■ EXTRACTED RECORDS:
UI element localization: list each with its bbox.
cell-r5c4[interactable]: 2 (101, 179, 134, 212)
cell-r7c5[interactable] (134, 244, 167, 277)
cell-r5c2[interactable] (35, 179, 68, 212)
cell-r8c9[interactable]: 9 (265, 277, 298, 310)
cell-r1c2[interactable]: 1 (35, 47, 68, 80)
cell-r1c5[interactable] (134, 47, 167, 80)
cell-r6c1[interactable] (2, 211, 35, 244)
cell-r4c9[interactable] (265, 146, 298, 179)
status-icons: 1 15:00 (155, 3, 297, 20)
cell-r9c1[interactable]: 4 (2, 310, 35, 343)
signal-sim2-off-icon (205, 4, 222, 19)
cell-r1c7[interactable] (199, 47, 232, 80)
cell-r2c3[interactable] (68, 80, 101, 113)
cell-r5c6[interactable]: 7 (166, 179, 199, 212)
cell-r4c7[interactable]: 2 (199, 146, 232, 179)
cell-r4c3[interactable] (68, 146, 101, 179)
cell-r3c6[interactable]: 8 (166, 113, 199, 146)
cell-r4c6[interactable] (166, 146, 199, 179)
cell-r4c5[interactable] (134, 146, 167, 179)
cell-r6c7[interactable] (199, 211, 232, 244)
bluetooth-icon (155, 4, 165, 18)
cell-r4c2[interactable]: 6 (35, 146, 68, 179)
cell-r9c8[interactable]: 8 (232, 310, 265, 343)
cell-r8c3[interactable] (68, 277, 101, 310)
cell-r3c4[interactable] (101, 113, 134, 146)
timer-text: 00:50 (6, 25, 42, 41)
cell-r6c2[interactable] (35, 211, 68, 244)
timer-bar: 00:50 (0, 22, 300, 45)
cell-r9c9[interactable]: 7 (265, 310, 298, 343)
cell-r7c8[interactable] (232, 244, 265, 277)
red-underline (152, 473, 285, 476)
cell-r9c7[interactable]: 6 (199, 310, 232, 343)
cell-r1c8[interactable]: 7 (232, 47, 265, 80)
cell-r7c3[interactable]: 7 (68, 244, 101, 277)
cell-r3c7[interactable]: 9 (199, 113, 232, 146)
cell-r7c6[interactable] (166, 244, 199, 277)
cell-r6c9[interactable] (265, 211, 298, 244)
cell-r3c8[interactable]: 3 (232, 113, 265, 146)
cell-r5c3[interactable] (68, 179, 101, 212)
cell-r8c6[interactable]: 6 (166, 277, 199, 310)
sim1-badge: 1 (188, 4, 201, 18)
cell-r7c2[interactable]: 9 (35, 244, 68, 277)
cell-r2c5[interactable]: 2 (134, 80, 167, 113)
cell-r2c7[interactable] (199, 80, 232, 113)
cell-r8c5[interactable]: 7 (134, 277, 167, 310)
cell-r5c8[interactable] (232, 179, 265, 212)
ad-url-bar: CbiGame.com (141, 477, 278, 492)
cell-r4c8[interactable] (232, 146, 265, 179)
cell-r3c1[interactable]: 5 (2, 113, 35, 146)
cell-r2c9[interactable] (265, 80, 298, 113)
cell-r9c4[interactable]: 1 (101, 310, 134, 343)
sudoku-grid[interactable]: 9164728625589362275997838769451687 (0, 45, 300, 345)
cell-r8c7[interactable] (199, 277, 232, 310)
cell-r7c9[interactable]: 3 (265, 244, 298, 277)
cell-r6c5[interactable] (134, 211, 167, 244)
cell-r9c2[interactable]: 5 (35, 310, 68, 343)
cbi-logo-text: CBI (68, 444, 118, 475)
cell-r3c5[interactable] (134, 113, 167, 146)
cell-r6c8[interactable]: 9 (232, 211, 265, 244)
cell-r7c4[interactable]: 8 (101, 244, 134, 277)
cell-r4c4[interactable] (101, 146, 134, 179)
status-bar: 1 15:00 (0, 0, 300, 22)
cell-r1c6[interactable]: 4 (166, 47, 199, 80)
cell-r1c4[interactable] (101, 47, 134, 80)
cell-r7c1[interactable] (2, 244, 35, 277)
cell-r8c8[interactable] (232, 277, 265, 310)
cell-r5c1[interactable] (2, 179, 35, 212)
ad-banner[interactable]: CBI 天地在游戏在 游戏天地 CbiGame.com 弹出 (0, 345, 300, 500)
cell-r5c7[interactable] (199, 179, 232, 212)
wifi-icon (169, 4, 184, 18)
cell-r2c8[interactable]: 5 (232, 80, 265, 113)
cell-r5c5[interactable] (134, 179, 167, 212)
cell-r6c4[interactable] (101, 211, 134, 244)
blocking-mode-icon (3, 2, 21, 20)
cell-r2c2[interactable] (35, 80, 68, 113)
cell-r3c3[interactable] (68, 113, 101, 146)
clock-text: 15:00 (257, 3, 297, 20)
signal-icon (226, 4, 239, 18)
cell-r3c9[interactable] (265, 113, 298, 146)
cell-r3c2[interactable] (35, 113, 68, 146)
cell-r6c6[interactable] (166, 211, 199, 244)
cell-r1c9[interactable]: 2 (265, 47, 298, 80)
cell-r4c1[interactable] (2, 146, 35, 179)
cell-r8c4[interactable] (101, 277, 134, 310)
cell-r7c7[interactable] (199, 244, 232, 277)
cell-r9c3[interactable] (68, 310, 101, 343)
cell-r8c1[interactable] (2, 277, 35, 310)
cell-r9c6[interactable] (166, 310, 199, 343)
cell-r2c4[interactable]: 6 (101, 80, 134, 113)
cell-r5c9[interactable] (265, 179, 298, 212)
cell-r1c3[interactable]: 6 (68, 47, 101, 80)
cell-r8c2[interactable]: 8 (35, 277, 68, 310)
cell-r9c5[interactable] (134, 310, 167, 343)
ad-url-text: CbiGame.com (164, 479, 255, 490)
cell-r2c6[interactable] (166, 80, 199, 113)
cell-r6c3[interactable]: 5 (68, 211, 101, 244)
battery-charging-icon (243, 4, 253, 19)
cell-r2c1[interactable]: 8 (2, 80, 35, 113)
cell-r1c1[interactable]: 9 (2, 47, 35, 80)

■ WORK TO COMPLETE: Give the rows from the first one above through the row containing "cell-r6c1[interactable] (2, 211, 35, 244)" as a numbered list, leaving out any blank lines.

■ SOLUTION TO THIS PROBLEM:
1. UI element localization: list each with its bbox.
2. cell-r5c4[interactable]: 2 (101, 179, 134, 212)
3. cell-r7c5[interactable] (134, 244, 167, 277)
4. cell-r5c2[interactable] (35, 179, 68, 212)
5. cell-r8c9[interactable]: 9 (265, 277, 298, 310)
6. cell-r1c2[interactable]: 1 (35, 47, 68, 80)
7. cell-r1c5[interactable] (134, 47, 167, 80)
8. cell-r6c1[interactable] (2, 211, 35, 244)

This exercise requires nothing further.